What is needed: Reproduce each of the entries below line for line, keeping every character unchanged.

Data rows:
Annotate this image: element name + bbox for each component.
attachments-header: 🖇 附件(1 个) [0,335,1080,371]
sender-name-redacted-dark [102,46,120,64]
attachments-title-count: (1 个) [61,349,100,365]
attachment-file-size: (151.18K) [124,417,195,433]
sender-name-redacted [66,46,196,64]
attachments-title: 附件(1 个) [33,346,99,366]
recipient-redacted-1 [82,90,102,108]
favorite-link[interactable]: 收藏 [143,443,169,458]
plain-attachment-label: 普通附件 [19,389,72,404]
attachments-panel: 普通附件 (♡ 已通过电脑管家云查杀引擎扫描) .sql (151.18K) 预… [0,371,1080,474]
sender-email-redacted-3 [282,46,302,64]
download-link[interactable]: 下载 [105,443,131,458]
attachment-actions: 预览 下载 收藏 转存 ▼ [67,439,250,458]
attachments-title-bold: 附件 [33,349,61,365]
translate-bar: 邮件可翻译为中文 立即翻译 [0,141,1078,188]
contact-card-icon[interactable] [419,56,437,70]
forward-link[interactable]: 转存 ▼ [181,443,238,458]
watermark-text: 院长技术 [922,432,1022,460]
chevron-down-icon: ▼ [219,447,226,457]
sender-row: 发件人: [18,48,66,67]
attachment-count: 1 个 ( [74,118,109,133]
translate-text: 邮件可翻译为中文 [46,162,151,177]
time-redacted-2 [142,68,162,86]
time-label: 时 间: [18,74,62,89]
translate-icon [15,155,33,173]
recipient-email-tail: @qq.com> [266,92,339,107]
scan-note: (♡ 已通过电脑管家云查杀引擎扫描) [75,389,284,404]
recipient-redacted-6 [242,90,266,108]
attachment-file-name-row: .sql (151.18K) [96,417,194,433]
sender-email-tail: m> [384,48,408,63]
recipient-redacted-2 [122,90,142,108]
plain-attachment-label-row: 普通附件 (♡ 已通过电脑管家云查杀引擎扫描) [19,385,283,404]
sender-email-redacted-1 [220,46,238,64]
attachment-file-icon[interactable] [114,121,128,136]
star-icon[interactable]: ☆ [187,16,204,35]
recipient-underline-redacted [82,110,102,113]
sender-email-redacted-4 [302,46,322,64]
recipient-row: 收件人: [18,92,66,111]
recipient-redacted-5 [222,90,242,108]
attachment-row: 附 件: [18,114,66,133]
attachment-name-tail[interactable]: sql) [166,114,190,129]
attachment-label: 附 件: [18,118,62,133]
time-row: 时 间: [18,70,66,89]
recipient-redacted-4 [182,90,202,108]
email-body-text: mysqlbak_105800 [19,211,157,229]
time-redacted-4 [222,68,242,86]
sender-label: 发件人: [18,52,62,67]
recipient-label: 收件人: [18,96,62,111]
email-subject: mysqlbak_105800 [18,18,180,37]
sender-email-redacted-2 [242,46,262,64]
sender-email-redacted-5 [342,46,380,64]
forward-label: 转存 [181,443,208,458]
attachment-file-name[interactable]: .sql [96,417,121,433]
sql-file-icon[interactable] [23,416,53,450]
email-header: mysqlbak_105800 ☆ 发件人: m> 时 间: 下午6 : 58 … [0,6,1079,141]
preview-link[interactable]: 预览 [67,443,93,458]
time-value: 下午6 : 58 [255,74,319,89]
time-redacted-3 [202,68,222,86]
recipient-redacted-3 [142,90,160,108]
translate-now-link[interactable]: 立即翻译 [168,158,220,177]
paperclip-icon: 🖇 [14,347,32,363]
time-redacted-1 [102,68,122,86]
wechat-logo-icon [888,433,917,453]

Expected answer:
Annotate this image: element name + bbox for each component.
attachments-header: 🖇 附件(1 个) [0,335,1080,371]
sender-name-redacted-dark [102,46,120,64]
attachments-title-count: (1 个) [61,349,100,365]
attachment-file-size: (151.18K) [124,417,195,433]
sender-name-redacted [66,46,196,64]
attachments-title: 附件(1 个) [33,346,99,366]
recipient-redacted-1 [82,90,102,108]
favorite-link[interactable]: 收藏 [143,443,169,458]
plain-attachment-label: 普通附件 [19,389,72,404]
attachments-panel: 普通附件 (♡ 已通过电脑管家云查杀引擎扫描) .sql (151.18K) 预… [0,371,1080,474]
sender-email-redacted-3 [282,46,302,64]
download-link[interactable]: 下载 [105,443,131,458]
attachment-actions: 预览 下载 收藏 转存 ▼ [67,439,250,458]
attachments-title-bold: 附件 [33,349,61,365]
translate-bar: 邮件可翻译为中文 立即翻译 [0,141,1078,188]
contact-card-icon[interactable] [419,56,437,70]
forward-link[interactable]: 转存 ▼ [181,443,238,458]
watermark-text: 院长技术 [922,432,1022,460]
chevron-down-icon: ▼ [219,447,226,457]
sender-row: 发件人: [18,48,66,67]
attachment-count: 1 个 ( [74,118,109,133]
translate-text: 邮件可翻译为中文 [46,162,151,177]
time-redacted-2 [142,68,162,86]
time-label: 时 间: [18,74,62,89]
translate-icon [15,155,33,173]
recipient-email-tail: @qq.com> [266,92,339,107]
scan-note: (♡ 已通过电脑管家云查杀引擎扫描) [75,389,284,404]
recipient-redacted-6 [242,90,266,108]
attachment-file-name-row: .sql (151.18K) [96,417,194,433]
sender-email-tail: m> [384,48,408,63]
recipient-redacted-2 [122,90,142,108]
plain-attachment-label-row: 普通附件 (♡ 已通过电脑管家云查杀引擎扫描) [19,385,283,404]
sender-email-redacted-1 [220,46,238,64]
attachment-file-icon[interactable] [114,121,128,136]
star-icon[interactable]: ☆ [187,16,204,35]
recipient-underline-redacted [82,110,102,113]
sender-email-redacted-4 [302,46,322,64]
recipient-row: 收件人: [18,92,66,111]
recipient-redacted-5 [222,90,242,108]
attachment-row: 附 件: [18,114,66,133]
attachment-name-tail[interactable]: sql) [166,114,190,129]
attachment-label: 附 件: [18,118,62,133]
time-row: 时 间: [18,70,66,89]
recipient-redacted-4 [182,90,202,108]
email-body-text: mysqlbak_105800 [19,211,157,229]
time-redacted-4 [222,68,242,86]
sender-label: 发件人: [18,52,62,67]
recipient-label: 收件人: [18,96,62,111]
email-subject: mysqlbak_105800 [18,18,180,37]
sender-email-redacted-2 [242,46,262,64]
sender-email-redacted-5 [342,46,380,64]
forward-label: 转存 [181,443,208,458]
attachment-file-name[interactable]: .sql [96,417,121,433]
sql-file-icon[interactable] [23,416,53,450]
email-header: mysqlbak_105800 ☆ 发件人: m> 时 间: 下午6 : 58 … [0,6,1079,141]
preview-link[interactable]: 预览 [67,443,93,458]
time-value: 下午6 : 58 [255,74,319,89]
time-redacted-3 [202,68,222,86]
recipient-redacted-3 [142,90,160,108]
translate-now-link[interactable]: 立即翻译 [168,158,220,177]
paperclip-icon: 🖇 [14,347,32,363]
time-redacted-1 [102,68,122,86]
wechat-logo-icon [888,433,917,453]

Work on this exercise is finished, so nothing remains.